# Directions for this task:
Pick out every line in the data below that holds "BORNICHE".

========================

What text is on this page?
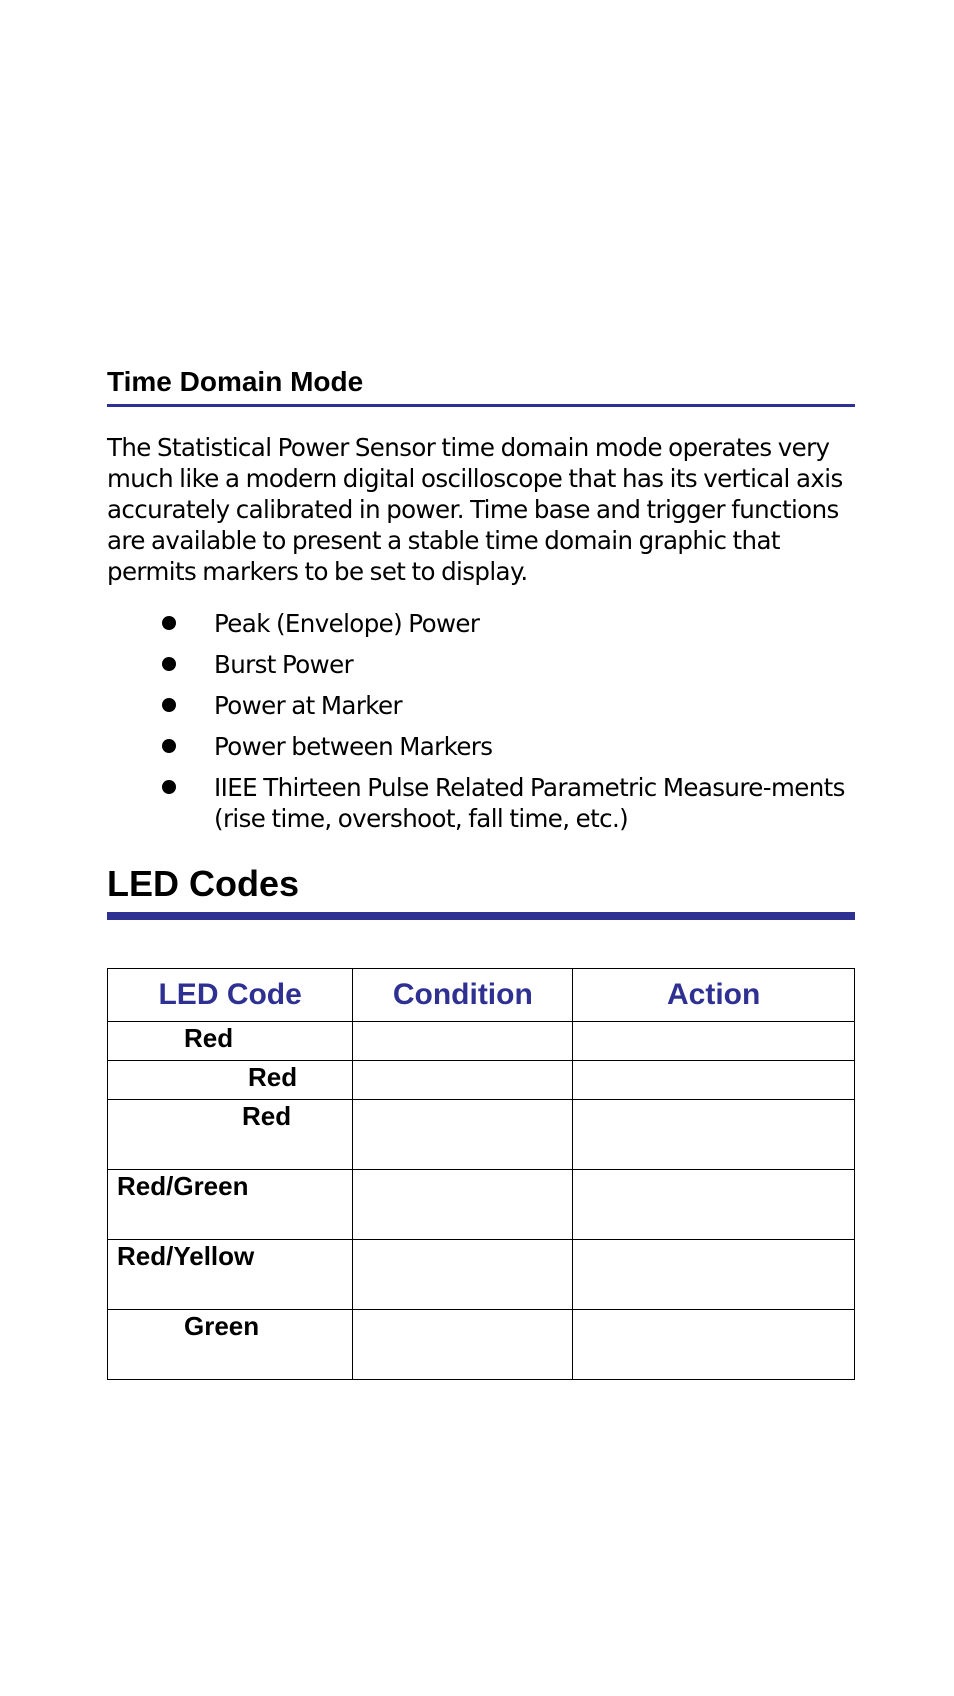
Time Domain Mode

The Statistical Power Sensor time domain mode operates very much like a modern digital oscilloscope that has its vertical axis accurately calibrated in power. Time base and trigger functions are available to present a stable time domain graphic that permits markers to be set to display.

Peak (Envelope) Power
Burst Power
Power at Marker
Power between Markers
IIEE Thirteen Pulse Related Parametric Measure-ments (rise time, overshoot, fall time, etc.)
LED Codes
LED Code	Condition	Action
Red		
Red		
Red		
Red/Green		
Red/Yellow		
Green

========================

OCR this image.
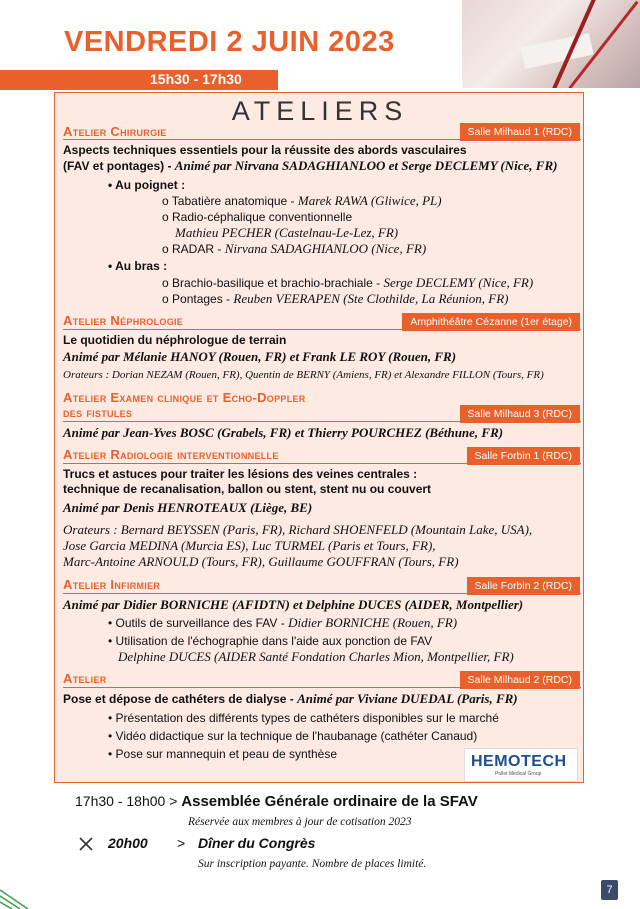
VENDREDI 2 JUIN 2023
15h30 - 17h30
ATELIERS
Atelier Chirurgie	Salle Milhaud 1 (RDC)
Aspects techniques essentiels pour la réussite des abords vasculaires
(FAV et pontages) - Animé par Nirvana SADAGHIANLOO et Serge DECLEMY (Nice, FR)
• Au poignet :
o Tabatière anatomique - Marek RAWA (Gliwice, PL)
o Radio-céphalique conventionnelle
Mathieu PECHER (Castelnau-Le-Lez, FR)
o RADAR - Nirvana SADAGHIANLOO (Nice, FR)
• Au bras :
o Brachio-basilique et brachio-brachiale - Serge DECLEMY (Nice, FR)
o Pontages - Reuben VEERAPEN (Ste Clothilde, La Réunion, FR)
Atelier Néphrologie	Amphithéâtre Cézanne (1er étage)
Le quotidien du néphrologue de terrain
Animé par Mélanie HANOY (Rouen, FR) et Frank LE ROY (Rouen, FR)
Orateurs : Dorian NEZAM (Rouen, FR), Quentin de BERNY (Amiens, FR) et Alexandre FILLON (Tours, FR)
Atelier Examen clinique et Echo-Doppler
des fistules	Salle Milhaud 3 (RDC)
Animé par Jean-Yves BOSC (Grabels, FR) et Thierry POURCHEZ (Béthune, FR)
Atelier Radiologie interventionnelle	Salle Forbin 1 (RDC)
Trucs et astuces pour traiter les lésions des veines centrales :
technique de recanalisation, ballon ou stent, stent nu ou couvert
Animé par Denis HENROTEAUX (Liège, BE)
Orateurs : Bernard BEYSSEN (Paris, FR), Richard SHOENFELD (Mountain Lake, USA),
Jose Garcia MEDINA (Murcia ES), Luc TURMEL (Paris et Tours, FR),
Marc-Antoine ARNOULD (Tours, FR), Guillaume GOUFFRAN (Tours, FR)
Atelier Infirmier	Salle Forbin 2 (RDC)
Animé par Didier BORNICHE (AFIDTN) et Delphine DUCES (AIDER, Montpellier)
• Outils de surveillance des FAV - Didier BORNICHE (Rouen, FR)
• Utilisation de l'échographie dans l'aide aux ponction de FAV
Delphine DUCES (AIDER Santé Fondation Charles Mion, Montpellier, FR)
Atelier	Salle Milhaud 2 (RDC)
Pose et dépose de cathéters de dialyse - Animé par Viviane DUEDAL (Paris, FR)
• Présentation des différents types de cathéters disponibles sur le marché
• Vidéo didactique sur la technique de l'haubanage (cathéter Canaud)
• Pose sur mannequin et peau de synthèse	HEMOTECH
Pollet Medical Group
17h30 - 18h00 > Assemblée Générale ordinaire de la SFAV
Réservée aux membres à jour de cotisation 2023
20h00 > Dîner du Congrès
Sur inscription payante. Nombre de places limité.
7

========================

# Full answer:
Animé par Didier BORNICHE (AFIDTN) et Delphine DUCES (AIDER, Montpellier)
• Outils de surveillance des FAV - Didier BORNICHE (Rouen, FR)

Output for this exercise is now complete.